— BEGIN Supplied data —

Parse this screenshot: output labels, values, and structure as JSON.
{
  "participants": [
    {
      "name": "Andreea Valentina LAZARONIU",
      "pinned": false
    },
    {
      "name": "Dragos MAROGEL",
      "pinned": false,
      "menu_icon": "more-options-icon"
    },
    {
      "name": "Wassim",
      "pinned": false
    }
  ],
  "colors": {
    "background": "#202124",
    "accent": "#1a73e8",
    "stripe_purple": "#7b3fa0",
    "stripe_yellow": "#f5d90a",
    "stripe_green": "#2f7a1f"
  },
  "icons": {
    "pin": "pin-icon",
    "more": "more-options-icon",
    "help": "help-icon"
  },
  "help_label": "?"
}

— END Supplied data —
— BEGIN Supplied data —

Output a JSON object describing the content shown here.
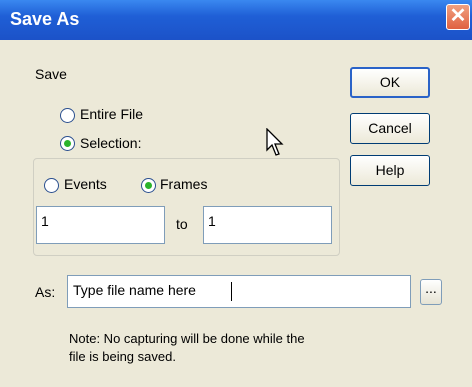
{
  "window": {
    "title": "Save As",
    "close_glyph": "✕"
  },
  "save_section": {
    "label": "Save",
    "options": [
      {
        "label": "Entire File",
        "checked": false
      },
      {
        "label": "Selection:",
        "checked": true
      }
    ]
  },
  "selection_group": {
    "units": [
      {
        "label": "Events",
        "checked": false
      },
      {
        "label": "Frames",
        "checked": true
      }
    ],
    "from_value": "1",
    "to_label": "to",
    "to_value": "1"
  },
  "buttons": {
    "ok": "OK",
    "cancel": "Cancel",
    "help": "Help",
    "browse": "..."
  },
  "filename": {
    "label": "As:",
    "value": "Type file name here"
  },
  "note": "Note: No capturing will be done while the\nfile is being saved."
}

— END Supplied data —

▶ [What is expected] Report how many lines of the data hold the string "options"; give only the number.

▶ [Result of this task] 3